*Supplied entries:*
○ ○ ○ ○ ○

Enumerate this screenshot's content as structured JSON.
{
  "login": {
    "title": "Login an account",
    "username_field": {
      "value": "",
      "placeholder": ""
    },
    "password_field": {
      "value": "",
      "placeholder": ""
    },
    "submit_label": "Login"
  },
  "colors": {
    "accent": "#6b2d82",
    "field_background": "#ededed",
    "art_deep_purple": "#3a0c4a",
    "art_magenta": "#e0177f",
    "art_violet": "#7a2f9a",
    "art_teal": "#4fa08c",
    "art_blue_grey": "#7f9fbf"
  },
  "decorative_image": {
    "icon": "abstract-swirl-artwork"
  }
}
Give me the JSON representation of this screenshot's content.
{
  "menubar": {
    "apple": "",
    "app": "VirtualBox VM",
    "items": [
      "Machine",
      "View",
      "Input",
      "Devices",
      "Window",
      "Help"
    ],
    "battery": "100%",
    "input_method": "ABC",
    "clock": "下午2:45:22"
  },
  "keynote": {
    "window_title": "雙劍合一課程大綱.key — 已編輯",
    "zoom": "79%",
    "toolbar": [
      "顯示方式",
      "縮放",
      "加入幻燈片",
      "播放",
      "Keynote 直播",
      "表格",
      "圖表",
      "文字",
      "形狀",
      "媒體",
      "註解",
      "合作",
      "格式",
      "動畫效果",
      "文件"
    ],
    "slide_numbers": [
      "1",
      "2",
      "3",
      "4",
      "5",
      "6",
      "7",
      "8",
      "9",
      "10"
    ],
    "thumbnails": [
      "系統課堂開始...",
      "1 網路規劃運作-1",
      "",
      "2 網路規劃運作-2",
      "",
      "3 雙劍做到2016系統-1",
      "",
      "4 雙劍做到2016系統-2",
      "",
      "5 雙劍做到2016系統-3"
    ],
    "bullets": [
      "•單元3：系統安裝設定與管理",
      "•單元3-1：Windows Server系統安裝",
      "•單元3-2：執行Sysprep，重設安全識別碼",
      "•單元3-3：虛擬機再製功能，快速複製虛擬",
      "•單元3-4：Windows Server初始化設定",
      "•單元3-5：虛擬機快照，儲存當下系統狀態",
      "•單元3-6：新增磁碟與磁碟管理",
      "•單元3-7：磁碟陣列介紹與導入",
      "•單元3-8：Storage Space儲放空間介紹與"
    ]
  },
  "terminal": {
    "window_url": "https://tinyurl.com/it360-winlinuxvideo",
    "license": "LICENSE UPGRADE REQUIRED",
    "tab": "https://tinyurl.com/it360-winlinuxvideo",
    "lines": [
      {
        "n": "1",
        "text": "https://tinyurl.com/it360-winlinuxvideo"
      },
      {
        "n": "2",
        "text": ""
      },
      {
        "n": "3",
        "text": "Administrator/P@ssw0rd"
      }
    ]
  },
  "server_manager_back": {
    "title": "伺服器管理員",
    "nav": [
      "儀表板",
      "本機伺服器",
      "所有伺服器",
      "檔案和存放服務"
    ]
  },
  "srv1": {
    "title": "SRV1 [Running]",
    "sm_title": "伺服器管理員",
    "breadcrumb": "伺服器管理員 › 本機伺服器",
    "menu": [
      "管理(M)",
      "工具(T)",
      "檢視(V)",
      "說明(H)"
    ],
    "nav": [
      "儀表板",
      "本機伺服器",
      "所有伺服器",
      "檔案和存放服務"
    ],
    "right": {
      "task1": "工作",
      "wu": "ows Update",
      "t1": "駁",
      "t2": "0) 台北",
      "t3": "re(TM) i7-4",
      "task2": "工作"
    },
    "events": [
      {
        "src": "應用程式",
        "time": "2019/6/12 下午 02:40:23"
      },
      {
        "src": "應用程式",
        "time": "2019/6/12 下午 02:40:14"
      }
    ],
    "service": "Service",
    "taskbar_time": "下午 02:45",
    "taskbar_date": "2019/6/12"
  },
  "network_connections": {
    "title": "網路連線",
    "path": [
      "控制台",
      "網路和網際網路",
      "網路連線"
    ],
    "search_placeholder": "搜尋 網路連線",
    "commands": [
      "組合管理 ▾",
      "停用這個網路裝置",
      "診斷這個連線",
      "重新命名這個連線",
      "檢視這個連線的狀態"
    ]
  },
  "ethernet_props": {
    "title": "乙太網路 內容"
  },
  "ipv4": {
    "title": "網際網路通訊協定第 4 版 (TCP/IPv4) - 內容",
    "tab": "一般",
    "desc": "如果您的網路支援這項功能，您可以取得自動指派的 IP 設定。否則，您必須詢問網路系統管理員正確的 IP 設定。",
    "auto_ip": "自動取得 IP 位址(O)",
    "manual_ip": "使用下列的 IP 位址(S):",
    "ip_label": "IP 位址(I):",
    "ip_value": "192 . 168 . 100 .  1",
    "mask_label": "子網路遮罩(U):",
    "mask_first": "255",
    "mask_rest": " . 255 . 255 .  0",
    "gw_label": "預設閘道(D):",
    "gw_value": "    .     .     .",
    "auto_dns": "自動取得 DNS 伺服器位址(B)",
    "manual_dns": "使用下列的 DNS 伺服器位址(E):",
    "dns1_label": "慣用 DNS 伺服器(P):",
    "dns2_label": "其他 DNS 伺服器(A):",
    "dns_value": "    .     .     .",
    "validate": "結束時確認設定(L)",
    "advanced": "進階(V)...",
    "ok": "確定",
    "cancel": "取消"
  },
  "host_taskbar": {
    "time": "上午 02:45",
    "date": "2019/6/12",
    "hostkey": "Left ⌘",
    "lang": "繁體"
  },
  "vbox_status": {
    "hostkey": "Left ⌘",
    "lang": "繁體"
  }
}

○ ○ ○ ○ ○

*Required task:*
Pull out every line in the material above where "tinyurl" occurs.

*Response to this task:*
    "window_url": "https://tinyurl.com/it360-winlinuxvideo",
    "tab": "https://tinyurl.com/it360-winlinuxvideo",
        "text": "https://tinyurl.com/it360-winlinuxvideo"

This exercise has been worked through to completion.